EXTRAIT CITÉ →

▶


[30] Un horaire de travail de sept jours fourni par l’appelant et couvrant une semaine à la fin de janvier 2023 indique qu’habituellement deux (et non trois) opérateurs de chaîne travaillaient le quart de soir. Cependant, le 29 janvier 2023, un seul opérateur de chaîne travaillait le quart de soirNote de bas de page 11. Il montre également que l’appelant travaillait habituellement seul, mais qu’il y avait un jour où il travaillait avec un autre opérateur de chaîne.

[31] Dans la mesure où l’on peut extrapoler à partir de cet aperçu d’une semaine, il semble que l’on ait demandé à l’appelant de faire plus que ce qu’on exigeait des autres personnes dans son poste.

[32] Au début du mois d’octobre, l’appelant a demandé au directeur des Opérations une augmentation de salaire pour refléter le fait qu’il assumait des responsabilités supplémentaires. On lui a dit qu’on lui avait accordé une augmentation de salaire et une promotion. J’estime que cette promotion reflète, du moins en partie, une reconnaissance de la part de l’employeur et une réponse au fait que l’appelant devait assumer des responsabilités supplémentaires. 

[33] Je ne retiens pas la position de l’appelant selon laquelle il n’y a aucune preuve que son augmentation de salaire était liée à sa promotion. La pratique habituelle de l’employeur était d’accorder aux membres du personnel une augmentation de salaire une fois qu’ils terminaient leur période probatoire avec succès. Selon l’appelant, il se trouvait dans sa période probatoire lorsqu’il a reçu son augmentation de salaire. J’en conclus que l’augmentation de salaire était liée à sa promotion.

◀

DONNÉES FOURNIES →
▶

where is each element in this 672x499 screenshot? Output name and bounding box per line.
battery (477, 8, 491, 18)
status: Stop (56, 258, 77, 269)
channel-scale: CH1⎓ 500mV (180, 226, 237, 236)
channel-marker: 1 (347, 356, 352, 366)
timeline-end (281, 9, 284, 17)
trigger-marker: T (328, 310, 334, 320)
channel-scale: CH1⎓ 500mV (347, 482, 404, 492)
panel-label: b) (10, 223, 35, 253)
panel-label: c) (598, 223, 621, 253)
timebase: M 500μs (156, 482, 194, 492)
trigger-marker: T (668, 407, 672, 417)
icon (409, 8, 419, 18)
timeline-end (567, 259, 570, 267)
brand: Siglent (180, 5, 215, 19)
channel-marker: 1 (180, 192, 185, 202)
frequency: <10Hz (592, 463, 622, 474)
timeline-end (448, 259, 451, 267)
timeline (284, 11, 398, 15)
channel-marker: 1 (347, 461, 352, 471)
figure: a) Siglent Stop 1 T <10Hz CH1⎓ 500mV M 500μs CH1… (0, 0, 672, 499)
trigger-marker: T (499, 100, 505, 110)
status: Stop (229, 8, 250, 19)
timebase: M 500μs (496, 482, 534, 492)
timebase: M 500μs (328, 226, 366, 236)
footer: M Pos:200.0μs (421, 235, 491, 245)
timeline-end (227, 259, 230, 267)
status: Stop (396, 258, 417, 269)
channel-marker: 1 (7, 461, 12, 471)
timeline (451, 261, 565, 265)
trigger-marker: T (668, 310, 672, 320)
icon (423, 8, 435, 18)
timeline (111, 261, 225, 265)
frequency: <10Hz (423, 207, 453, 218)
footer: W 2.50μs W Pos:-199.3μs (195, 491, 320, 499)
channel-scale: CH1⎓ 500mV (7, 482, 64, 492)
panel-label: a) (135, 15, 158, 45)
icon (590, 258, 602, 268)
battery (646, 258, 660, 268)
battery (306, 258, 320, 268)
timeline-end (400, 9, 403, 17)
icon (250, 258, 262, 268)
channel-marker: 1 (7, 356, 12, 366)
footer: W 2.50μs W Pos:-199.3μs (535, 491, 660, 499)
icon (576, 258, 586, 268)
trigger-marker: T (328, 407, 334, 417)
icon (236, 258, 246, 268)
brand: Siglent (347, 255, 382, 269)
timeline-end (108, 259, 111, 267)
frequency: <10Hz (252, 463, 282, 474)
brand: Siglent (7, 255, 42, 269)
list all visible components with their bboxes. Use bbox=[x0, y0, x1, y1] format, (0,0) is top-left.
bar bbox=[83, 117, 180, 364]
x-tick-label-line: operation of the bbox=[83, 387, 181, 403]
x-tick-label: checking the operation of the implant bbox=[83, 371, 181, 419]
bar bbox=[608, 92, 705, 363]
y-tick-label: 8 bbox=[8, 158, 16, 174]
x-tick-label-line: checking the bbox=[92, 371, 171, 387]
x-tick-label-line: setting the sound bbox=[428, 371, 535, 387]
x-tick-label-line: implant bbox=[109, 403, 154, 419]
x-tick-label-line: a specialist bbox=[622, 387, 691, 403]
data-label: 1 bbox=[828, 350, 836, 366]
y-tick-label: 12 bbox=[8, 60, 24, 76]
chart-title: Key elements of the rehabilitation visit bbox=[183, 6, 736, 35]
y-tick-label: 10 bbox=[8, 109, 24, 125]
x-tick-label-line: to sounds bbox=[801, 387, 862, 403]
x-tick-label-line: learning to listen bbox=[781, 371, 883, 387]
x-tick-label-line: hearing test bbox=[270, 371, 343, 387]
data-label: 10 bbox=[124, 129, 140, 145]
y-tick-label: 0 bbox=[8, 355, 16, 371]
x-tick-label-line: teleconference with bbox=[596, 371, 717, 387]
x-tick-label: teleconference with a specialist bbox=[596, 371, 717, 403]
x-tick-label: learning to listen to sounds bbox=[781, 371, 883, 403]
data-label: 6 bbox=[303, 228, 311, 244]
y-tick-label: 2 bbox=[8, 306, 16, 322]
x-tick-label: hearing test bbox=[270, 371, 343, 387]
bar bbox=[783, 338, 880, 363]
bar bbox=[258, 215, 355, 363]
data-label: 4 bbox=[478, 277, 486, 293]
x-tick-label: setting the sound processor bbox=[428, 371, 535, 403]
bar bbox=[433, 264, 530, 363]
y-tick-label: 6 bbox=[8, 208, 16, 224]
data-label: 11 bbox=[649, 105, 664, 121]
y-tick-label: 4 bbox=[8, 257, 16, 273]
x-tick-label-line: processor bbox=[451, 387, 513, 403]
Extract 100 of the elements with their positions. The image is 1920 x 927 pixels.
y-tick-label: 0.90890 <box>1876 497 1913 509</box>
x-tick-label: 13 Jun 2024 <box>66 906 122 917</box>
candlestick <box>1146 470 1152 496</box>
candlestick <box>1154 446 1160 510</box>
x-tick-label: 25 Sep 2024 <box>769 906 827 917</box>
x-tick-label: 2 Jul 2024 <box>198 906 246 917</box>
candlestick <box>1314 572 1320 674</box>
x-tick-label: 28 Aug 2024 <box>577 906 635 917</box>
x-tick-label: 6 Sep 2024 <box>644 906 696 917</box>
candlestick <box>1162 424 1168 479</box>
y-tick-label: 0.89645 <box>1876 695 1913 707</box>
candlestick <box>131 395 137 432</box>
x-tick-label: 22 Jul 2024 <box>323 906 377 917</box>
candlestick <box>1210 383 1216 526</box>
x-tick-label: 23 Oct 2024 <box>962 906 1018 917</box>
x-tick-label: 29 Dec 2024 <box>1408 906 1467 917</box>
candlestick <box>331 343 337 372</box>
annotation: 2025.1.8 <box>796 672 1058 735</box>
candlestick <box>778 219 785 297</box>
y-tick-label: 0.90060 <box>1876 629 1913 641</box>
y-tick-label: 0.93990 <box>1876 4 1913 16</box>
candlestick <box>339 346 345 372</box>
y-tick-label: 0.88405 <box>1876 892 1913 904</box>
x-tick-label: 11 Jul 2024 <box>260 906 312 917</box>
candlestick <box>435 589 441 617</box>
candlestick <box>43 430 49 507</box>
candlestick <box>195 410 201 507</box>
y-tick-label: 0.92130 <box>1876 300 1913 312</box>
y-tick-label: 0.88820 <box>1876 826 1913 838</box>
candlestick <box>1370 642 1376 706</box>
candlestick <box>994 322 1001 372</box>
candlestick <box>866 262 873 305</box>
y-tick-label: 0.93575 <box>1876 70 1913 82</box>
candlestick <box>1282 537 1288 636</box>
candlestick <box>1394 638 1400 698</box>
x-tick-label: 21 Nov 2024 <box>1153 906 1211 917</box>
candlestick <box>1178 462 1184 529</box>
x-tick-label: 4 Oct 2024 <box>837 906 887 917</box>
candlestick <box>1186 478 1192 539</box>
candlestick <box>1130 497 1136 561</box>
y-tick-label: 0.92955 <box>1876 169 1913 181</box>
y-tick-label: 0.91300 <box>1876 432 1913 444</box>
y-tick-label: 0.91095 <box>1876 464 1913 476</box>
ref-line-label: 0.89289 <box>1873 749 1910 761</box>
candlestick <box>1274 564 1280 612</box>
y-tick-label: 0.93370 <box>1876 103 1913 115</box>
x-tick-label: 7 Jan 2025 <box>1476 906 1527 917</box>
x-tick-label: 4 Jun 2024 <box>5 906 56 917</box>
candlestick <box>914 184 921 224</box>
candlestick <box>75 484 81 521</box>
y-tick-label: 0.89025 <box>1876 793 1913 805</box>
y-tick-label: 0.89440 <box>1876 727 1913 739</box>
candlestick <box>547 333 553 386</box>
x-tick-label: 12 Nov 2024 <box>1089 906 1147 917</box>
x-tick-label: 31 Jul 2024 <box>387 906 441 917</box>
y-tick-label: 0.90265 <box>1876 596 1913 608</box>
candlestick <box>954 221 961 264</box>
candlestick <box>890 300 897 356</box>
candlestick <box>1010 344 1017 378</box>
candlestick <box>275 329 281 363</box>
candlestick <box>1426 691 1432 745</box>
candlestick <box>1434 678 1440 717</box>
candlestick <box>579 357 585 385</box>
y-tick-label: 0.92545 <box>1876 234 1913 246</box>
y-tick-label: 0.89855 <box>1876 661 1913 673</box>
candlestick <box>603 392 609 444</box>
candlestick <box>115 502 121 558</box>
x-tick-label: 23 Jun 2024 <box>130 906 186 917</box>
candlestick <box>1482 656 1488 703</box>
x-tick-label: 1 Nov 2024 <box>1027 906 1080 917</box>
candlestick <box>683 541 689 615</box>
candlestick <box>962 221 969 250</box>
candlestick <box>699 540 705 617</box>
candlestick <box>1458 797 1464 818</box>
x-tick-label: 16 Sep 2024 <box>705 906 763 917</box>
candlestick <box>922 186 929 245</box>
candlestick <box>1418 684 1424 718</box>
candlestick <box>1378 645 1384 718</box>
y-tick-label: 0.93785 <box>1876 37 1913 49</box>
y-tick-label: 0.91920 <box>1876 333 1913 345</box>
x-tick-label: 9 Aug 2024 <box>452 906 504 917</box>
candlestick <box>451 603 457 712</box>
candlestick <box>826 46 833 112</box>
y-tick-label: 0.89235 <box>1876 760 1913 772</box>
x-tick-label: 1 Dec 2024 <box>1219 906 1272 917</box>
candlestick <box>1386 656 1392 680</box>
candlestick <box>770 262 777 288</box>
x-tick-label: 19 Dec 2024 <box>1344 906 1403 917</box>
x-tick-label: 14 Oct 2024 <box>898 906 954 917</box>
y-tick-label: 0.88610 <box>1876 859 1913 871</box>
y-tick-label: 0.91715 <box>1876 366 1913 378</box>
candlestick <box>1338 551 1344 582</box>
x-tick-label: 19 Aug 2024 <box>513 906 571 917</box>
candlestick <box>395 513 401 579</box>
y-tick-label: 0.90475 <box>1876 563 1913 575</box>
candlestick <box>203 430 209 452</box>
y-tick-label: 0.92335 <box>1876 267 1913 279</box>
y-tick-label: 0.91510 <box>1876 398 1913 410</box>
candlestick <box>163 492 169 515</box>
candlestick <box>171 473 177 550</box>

◀

CONSIGNES À SUIVRE →
(A) Selon l'extrait cité, combien d'opérateurs de chaîne travaillaient le quart de soir le 29 janvier 2023 ?
(B) Reproduisez le passage de l'extrait cité compris entre « [33] Je ne retiens » et « l’augmentation de salaire était liée à sa promotion. », ces deux bornes incluses.
Seul l'extrait cité sert de référence pour ce travail.

RÉPONSES ATTENDUES →
(A) Un seul opérateur de chaîne.

(B)
[33] Je ne retiens pas la position de l’appelant selon laquelle il n’y a aucune preuve que son augmentation de salaire était liée à sa promotion. La pratique habituelle de l’employeur était d’accorder aux membres du personnel une augmentation de salaire une fois qu’ils terminaient leur période probatoire avec succès. Selon l’appelant, il se trouvait dans sa période probatoire lorsqu’il a reçu son augmentation de salaire. J’en conclus que l’augmentation de salaire était liée à sa promotion.